▶ [Supplied material]:
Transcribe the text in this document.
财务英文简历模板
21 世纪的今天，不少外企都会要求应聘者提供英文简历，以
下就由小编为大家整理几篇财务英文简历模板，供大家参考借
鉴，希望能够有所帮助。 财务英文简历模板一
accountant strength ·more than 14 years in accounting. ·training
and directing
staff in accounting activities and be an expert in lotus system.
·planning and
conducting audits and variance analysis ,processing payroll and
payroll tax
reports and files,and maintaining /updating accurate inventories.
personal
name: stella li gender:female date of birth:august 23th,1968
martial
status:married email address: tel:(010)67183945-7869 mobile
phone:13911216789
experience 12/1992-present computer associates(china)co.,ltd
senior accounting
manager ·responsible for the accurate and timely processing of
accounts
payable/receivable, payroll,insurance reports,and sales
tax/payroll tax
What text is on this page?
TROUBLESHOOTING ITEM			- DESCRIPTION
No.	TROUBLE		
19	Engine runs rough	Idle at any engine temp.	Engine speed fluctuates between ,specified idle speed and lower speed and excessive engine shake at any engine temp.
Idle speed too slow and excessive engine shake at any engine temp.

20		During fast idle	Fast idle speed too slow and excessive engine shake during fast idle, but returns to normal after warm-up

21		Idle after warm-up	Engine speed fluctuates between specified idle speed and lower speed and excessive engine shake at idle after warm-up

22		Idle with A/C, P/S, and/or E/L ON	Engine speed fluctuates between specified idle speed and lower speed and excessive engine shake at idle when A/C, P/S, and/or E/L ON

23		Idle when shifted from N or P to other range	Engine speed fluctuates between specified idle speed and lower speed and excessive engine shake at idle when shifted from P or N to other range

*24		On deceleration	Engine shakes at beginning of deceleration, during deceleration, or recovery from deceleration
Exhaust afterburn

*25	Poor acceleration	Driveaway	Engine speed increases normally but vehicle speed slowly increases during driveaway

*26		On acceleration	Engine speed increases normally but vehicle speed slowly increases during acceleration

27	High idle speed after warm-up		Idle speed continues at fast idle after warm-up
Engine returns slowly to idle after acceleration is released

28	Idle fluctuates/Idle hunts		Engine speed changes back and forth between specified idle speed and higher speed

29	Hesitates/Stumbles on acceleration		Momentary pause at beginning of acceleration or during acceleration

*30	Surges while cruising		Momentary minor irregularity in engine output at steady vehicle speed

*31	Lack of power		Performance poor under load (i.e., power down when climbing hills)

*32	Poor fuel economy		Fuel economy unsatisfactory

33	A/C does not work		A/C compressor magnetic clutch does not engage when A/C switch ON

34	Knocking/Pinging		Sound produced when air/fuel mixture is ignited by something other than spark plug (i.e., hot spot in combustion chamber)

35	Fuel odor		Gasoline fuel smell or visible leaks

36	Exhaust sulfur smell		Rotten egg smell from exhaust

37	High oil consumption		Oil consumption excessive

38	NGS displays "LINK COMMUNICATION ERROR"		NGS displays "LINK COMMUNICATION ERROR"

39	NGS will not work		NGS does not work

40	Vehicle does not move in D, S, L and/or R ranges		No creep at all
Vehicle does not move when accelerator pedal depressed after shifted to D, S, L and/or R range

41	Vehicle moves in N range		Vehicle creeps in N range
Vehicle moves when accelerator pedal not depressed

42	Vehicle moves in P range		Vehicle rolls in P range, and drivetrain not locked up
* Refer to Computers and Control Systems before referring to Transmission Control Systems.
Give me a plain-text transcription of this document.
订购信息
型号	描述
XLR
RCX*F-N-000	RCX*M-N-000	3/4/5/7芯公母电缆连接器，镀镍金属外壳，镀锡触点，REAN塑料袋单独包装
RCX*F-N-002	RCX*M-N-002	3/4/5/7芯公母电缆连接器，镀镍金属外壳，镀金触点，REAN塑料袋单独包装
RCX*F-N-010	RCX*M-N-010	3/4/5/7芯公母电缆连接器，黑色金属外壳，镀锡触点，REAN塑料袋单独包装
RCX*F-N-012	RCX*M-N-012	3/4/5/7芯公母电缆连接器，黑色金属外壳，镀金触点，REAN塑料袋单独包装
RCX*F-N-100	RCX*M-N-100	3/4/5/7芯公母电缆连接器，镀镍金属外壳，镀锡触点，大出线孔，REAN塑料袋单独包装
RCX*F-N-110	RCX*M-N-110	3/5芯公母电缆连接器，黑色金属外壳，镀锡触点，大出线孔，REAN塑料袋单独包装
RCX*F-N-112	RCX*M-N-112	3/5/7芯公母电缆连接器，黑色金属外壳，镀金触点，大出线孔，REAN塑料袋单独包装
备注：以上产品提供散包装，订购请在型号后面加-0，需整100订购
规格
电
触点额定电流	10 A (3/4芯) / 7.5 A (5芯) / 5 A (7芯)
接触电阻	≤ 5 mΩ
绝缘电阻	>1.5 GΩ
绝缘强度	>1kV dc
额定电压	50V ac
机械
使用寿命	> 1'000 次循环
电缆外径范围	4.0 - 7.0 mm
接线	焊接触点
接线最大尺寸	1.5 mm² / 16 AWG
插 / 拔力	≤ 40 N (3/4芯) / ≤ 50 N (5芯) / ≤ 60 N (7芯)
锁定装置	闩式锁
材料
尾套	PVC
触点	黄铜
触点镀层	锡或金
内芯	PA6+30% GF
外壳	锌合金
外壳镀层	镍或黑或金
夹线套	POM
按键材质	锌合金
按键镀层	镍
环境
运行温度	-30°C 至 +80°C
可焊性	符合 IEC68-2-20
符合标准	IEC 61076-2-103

▶ [What is asked]: Repeat each record in full; every line must match exactly.

▶ [Answer to the problem]:
Transcribe the text in this document.
财务英文简历模板
21 世纪的今天，不少外企都会要求应聘者提供英文简历，以
下就由小编为大家整理几篇财务英文简历模板，供大家参考借
鉴，希望能够有所帮助。 财务英文简历模板一
accountant strength ·more than 14 years in accounting. ·training
and directing
staff in accounting activities and be an expert in lotus system.
·planning and
conducting audits and variance analysis ,processing payroll and
payroll tax
reports and files,and maintaining /updating accurate inventories.
personal
name: stella li gender:female date of birth:august 23th,1968
martial
status:married email address: tel:(010)67183945-7869 mobile
phone:13911216789
experience 12/1992-present computer associates(china)co.,ltd
senior accounting
manager ·responsible for the accurate and timely processing of
accounts
payable/receivable, payroll,insurance reports,and sales
tax/payroll tax
What text is on this page?
TROUBLESHOOTING ITEM			- DESCRIPTION
No.	TROUBLE		
19	Engine runs rough	Idle at any engine temp.	Engine speed fluctuates between ,specified idle speed and lower speed and excessive engine shake at any engine temp.
Idle speed too slow and excessive engine shake at any engine temp.

20		During fast idle	Fast idle speed too slow and excessive engine shake during fast idle, but returns to normal after warm-up

21		Idle after warm-up	Engine speed fluctuates between specified idle speed and lower speed and excessive engine shake at idle after warm-up

22		Idle with A/C, P/S, and/or E/L ON	Engine speed fluctuates between specified idle speed and lower speed and excessive engine shake at idle when A/C, P/S, and/or E/L ON

23		Idle when shifted from N or P to other range	Engine speed fluctuates between specified idle speed and lower speed and excessive engine shake at idle when shifted from P or N to other range

*24		On deceleration	Engine shakes at beginning of deceleration, during deceleration, or recovery from deceleration
Exhaust afterburn

*25	Poor acceleration	Driveaway	Engine speed increases normally but vehicle speed slowly increases during driveaway

*26		On acceleration	Engine speed increases normally but vehicle speed slowly increases during acceleration

27	High idle speed after warm-up		Idle speed continues at fast idle after warm-up
Engine returns slowly to idle after acceleration is released

28	Idle fluctuates/Idle hunts		Engine speed changes back and forth between specified idle speed and higher speed

29	Hesitates/Stumbles on acceleration		Momentary pause at beginning of acceleration or during acceleration

*30	Surges while cruising		Momentary minor irregularity in engine output at steady vehicle speed

*31	Lack of power		Performance poor under load (i.e., power down when climbing hills)

*32	Poor fuel economy		Fuel economy unsatisfactory

33	A/C does not work		A/C compressor magnetic clutch does not engage when A/C switch ON

34	Knocking/Pinging		Sound produced when air/fuel mixture is ignited by something other than spark plug (i.e., hot spot in combustion chamber)

35	Fuel odor		Gasoline fuel smell or visible leaks

36	Exhaust sulfur smell		Rotten egg smell from exhaust

37	High oil consumption		Oil consumption excessive

38	NGS displays "LINK COMMUNICATION ERROR"		NGS displays "LINK COMMUNICATION ERROR"

39	NGS will not work		NGS does not work

40	Vehicle does not move in D, S, L and/or R ranges		No creep at all
Vehicle does not move when accelerator pedal depressed after shifted to D, S, L and/or R range

41	Vehicle moves in N range		Vehicle creeps in N range
Vehicle moves when accelerator pedal not depressed

42	Vehicle moves in P range		Vehicle rolls in P range, and drivetrain not locked up
* Refer to Computers and Control Systems before referring to Transmission Control Systems.
Give me a plain-text transcription of this document.
订购信息
型号	描述
XLR
RCX*F-N-000	RCX*M-N-000	3/4/5/7芯公母电缆连接器，镀镍金属外壳，镀锡触点，REAN塑料袋单独包装
RCX*F-N-002	RCX*M-N-002	3/4/5/7芯公母电缆连接器，镀镍金属外壳，镀金触点，REAN塑料袋单独包装
RCX*F-N-010	RCX*M-N-010	3/4/5/7芯公母电缆连接器，黑色金属外壳，镀锡触点，REAN塑料袋单独包装
RCX*F-N-012	RCX*M-N-012	3/4/5/7芯公母电缆连接器，黑色金属外壳，镀金触点，REAN塑料袋单独包装
RCX*F-N-100	RCX*M-N-100	3/4/5/7芯公母电缆连接器，镀镍金属外壳，镀锡触点，大出线孔，REAN塑料袋单独包装
RCX*F-N-110	RCX*M-N-110	3/5芯公母电缆连接器，黑色金属外壳，镀锡触点，大出线孔，REAN塑料袋单独包装
RCX*F-N-112	RCX*M-N-112	3/5/7芯公母电缆连接器，黑色金属外壳，镀金触点，大出线孔，REAN塑料袋单独包装
备注：以上产品提供散包装，订购请在型号后面加-0，需整100订购
规格
电
触点额定电流	10 A (3/4芯) / 7.5 A (5芯) / 5 A (7芯)
接触电阻	≤ 5 mΩ
绝缘电阻	>1.5 GΩ
绝缘强度	>1kV dc
额定电压	50V ac
机械
使用寿命	> 1'000 次循环
电缆外径范围	4.0 - 7.0 mm
接线	焊接触点
接线最大尺寸	1.5 mm² / 16 AWG
插 / 拔力	≤ 40 N (3/4芯) / ≤ 50 N (5芯) / ≤ 60 N (7芯)
锁定装置	闩式锁
材料
尾套	PVC
触点	黄铜
触点镀层	锡或金
内芯	PA6+30% GF
外壳	锌合金
外壳镀层	镍或黑或金
夹线套	POM
按键材质	锌合金
按键镀层	镍
环境
运行温度	-30°C 至 +80°C
可焊性	符合 IEC68-2-20
符合标准	IEC 61076-2-103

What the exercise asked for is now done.